Instructions for the task: Work through the material below and count the lines holding the word "kabla"; give that count and nothing more.

Material:
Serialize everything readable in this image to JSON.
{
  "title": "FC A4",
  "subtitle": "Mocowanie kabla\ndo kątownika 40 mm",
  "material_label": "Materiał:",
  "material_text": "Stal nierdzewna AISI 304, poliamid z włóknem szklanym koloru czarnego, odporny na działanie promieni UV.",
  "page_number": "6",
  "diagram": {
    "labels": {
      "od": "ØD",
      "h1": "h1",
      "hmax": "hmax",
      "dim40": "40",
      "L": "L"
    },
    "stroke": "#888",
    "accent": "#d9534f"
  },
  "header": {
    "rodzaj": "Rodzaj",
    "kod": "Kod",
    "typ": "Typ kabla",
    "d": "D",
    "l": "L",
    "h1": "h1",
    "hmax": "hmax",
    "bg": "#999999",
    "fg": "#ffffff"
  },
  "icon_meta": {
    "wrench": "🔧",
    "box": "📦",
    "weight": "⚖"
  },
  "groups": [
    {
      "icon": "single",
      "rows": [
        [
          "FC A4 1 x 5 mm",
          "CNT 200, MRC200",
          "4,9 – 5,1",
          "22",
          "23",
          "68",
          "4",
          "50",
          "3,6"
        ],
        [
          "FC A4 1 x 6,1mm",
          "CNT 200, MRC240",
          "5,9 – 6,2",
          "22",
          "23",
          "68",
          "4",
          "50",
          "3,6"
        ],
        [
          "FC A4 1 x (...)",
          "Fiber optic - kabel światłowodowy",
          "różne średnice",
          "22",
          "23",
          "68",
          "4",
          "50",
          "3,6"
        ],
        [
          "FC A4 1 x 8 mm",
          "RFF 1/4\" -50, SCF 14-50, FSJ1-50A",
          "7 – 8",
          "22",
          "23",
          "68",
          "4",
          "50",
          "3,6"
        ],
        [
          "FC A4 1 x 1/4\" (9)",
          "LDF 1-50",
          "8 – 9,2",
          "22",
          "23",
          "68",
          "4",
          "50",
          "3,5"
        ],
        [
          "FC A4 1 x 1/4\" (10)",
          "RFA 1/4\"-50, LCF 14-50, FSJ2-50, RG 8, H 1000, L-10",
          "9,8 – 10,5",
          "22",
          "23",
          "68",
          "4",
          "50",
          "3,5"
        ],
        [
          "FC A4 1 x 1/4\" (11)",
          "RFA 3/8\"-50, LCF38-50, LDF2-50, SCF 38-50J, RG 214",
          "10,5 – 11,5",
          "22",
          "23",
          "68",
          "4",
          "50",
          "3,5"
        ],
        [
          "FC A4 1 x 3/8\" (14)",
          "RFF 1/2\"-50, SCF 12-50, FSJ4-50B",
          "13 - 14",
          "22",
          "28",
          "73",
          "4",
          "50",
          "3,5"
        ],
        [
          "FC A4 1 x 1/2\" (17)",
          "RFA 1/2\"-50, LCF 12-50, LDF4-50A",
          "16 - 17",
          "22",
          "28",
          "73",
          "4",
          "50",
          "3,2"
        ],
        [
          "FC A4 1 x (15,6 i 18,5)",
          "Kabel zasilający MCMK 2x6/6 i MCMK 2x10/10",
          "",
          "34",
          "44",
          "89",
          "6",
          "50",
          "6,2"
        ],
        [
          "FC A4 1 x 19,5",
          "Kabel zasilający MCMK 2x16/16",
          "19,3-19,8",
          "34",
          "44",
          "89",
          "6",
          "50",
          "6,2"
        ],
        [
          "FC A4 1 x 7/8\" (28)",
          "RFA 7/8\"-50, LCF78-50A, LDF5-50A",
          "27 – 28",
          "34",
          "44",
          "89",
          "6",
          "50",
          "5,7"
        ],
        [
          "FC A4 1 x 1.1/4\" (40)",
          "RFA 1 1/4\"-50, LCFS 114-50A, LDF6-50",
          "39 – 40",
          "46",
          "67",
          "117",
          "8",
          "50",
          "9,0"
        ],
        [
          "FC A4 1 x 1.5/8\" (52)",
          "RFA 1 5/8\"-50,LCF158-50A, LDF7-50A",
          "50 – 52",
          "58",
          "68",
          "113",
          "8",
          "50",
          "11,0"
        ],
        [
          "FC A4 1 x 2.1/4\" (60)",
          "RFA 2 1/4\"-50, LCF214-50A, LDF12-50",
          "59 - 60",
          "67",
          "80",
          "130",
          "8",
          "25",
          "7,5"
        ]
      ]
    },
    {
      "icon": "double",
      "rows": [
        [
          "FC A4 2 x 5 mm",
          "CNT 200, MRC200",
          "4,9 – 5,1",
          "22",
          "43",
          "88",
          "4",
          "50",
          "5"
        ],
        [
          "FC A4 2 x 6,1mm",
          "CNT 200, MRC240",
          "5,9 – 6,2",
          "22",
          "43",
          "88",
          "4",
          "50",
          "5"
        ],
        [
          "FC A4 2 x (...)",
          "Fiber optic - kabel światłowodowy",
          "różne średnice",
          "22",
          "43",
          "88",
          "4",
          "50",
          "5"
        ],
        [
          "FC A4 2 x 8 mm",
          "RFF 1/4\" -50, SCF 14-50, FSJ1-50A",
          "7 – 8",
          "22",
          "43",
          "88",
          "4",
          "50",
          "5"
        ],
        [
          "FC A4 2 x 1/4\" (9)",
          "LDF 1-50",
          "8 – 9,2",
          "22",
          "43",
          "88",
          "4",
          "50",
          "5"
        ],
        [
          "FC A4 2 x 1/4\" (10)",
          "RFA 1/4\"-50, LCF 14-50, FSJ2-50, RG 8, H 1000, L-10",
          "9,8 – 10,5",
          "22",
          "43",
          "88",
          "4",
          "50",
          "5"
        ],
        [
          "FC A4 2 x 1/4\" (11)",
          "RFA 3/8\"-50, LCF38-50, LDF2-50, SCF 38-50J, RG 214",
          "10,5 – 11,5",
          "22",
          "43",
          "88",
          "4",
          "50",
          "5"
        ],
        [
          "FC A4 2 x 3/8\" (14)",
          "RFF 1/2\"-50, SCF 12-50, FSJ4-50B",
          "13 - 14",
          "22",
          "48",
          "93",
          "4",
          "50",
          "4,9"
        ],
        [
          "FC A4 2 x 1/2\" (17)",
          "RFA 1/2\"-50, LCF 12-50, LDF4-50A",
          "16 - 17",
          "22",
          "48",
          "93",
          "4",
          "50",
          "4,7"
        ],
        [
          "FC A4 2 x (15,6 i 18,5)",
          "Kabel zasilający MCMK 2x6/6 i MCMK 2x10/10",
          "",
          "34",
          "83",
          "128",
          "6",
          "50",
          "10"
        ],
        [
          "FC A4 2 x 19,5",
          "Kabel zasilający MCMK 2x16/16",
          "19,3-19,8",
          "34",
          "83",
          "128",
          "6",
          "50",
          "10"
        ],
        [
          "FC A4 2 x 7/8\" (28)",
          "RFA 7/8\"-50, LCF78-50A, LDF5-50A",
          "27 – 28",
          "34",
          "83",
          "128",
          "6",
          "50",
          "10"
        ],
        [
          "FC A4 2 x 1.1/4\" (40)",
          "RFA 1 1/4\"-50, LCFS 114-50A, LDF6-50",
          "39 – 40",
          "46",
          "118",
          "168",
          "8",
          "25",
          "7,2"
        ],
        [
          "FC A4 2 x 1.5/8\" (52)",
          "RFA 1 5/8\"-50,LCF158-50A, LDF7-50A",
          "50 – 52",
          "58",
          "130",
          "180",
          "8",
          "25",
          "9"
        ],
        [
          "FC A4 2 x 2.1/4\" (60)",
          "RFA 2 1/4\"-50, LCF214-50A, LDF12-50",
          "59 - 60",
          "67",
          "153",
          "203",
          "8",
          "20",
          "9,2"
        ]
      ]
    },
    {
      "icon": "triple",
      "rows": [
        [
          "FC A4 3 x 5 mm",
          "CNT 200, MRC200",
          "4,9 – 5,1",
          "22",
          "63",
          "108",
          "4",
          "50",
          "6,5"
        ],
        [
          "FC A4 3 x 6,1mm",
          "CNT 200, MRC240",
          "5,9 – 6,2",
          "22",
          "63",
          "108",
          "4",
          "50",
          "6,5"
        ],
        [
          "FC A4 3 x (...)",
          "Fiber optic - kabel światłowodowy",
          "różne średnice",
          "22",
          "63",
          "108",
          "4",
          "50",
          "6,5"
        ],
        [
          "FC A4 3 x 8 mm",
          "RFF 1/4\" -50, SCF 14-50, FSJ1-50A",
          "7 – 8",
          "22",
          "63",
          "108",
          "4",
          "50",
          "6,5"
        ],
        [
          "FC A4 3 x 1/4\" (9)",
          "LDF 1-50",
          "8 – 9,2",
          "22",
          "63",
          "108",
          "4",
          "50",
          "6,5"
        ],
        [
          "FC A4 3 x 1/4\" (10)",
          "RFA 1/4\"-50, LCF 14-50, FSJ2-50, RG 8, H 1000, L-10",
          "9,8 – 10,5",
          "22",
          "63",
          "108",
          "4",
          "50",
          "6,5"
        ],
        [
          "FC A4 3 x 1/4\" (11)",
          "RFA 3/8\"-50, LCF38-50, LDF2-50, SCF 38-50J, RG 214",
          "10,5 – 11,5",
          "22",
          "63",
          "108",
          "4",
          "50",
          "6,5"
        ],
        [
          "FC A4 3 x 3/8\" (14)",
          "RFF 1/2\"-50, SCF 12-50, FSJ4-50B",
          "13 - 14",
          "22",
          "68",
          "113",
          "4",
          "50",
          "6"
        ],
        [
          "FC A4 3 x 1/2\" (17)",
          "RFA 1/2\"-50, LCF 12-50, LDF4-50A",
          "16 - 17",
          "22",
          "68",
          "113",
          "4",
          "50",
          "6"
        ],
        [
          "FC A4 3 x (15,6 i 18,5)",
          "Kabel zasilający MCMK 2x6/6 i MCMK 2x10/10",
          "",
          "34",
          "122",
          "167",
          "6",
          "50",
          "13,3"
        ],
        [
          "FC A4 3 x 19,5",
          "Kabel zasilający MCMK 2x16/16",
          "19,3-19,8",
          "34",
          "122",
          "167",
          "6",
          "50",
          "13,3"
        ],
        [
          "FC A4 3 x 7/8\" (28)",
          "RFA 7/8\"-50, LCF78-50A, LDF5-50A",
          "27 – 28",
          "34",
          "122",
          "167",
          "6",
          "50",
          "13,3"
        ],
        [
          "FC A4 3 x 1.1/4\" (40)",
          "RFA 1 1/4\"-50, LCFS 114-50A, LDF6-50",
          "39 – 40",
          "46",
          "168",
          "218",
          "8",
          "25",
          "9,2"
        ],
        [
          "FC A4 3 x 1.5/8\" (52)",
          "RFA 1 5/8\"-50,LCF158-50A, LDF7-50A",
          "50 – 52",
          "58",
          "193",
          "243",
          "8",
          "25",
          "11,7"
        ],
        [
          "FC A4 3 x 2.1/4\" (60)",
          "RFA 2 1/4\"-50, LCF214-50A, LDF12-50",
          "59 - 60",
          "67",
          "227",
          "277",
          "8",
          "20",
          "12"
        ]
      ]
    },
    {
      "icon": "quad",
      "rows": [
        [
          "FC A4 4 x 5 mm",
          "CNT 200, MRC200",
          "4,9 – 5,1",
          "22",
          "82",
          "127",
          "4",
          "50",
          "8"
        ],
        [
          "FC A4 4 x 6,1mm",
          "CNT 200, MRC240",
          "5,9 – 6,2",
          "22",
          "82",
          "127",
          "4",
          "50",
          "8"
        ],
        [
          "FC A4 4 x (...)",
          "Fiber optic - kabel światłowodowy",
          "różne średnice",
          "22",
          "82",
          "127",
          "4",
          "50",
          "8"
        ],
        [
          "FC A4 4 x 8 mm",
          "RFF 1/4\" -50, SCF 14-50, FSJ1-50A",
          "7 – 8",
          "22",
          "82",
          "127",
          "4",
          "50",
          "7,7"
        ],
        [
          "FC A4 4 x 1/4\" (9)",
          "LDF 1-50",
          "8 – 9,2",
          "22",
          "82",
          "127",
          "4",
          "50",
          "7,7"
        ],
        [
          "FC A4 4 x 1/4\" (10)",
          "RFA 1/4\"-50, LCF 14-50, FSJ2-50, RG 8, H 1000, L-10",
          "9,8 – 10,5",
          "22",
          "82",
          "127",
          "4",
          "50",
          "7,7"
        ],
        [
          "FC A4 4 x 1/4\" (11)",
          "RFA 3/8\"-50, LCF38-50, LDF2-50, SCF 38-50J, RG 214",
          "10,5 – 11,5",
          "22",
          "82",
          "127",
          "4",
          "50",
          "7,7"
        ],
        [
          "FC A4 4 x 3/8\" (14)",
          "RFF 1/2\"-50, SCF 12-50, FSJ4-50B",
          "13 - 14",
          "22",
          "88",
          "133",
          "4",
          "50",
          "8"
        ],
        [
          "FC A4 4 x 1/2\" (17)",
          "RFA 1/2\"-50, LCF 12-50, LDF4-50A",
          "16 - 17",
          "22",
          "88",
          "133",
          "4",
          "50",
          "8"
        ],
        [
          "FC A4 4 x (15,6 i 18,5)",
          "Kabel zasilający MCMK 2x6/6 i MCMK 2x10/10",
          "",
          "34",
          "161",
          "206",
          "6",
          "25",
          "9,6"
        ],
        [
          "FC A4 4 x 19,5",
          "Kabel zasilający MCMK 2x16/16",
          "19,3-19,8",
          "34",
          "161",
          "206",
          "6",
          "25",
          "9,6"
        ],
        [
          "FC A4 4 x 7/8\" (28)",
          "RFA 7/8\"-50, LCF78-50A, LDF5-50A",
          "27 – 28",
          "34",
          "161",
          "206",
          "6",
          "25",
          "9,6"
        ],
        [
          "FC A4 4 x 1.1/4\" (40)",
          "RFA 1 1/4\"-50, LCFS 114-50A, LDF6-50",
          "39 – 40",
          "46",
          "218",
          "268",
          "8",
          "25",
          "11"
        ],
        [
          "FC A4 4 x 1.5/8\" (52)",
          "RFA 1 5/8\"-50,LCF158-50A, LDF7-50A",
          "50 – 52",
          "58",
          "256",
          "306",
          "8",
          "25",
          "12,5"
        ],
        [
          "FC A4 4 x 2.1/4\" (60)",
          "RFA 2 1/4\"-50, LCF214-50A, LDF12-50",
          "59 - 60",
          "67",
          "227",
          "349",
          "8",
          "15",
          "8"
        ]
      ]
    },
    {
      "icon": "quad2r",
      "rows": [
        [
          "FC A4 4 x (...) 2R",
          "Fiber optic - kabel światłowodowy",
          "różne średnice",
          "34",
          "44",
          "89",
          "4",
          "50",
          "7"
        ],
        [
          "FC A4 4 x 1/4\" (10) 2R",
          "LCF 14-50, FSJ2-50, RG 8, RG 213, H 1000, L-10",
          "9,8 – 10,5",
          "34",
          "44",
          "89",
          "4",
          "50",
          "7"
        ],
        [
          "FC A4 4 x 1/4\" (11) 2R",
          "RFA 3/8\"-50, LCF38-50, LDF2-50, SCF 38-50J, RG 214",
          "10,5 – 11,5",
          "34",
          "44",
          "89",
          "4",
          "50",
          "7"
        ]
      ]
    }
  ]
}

Answer for the task: 2